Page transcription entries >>
_ _ _ _ _

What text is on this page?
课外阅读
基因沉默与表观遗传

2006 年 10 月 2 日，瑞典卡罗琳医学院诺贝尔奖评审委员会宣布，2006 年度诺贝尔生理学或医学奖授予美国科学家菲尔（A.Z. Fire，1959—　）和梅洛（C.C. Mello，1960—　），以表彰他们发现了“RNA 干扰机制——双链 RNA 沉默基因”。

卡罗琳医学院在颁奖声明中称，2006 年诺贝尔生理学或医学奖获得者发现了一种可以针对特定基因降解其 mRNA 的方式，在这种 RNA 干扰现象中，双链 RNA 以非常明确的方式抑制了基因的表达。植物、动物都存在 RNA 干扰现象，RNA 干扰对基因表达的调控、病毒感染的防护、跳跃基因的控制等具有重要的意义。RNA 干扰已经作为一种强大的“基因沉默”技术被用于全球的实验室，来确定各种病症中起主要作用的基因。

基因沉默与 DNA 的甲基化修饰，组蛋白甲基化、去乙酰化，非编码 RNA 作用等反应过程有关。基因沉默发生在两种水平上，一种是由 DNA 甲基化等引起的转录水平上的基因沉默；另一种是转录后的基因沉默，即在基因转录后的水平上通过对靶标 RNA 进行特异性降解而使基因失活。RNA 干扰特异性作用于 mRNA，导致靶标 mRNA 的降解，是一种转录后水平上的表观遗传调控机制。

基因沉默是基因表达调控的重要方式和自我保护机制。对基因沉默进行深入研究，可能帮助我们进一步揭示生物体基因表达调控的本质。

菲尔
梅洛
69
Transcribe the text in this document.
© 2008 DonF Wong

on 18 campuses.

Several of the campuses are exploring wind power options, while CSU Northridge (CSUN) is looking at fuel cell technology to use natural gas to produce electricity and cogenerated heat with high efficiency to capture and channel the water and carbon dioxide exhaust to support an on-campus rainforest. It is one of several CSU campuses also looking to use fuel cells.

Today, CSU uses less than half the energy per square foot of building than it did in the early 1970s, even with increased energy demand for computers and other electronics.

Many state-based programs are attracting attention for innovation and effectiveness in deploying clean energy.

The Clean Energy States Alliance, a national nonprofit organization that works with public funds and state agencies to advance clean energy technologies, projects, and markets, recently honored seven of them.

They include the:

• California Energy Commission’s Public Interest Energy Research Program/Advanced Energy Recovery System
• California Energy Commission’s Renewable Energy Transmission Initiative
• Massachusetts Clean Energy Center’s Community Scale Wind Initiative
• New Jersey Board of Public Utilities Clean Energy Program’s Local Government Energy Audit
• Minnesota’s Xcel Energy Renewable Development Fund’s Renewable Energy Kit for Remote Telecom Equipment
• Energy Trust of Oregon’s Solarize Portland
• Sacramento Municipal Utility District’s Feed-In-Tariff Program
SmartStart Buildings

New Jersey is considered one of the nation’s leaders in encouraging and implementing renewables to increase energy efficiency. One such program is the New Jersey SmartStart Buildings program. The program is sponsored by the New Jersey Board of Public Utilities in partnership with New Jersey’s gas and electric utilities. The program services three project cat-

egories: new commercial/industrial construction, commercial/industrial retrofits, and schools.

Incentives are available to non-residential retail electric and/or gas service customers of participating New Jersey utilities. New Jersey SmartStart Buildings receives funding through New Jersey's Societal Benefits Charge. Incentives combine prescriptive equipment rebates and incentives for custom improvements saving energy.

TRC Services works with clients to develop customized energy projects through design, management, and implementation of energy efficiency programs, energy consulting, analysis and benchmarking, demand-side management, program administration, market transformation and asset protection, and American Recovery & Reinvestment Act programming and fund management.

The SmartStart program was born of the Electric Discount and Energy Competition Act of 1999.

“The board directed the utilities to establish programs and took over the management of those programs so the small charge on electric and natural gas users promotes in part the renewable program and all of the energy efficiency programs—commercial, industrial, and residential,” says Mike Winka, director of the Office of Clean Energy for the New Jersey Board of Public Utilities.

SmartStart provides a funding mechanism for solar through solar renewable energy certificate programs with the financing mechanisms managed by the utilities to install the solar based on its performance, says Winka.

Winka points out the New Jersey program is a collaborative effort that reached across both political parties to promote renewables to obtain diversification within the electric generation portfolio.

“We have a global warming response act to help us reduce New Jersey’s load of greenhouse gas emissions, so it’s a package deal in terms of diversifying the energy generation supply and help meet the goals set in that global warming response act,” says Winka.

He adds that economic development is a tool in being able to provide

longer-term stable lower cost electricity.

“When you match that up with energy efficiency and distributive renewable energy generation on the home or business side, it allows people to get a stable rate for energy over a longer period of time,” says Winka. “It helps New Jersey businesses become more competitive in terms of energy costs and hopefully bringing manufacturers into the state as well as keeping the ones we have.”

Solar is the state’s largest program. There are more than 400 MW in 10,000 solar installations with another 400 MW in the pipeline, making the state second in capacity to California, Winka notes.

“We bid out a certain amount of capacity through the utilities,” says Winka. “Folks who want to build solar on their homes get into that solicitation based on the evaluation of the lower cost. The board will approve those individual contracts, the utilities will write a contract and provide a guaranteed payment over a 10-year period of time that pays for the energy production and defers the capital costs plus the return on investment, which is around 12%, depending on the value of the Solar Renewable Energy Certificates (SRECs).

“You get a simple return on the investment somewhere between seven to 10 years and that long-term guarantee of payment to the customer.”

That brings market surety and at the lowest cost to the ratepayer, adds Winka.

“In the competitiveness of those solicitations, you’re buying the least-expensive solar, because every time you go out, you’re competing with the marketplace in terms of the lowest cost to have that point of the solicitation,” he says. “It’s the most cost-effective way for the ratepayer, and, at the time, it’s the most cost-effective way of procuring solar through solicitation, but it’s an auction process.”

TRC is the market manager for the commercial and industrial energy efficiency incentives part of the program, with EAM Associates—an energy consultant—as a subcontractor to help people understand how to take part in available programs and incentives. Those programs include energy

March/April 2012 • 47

_ _ _ _ _

Your reply should hold every line from the data that contains "Recovery", copied in full.

EXERCISE RESULT >>
• California Energy Commission’s Public Interest Energy Research Program/Advanced Energy Recovery System
TRC Services works with clients to develop customized energy projects through design, management, and implementation of energy efficiency programs, energy consulting, analysis and benchmarking, demand-side management, program administration, market transformation and asset protection, and American Recovery & Reinvestment Act programming and fund management.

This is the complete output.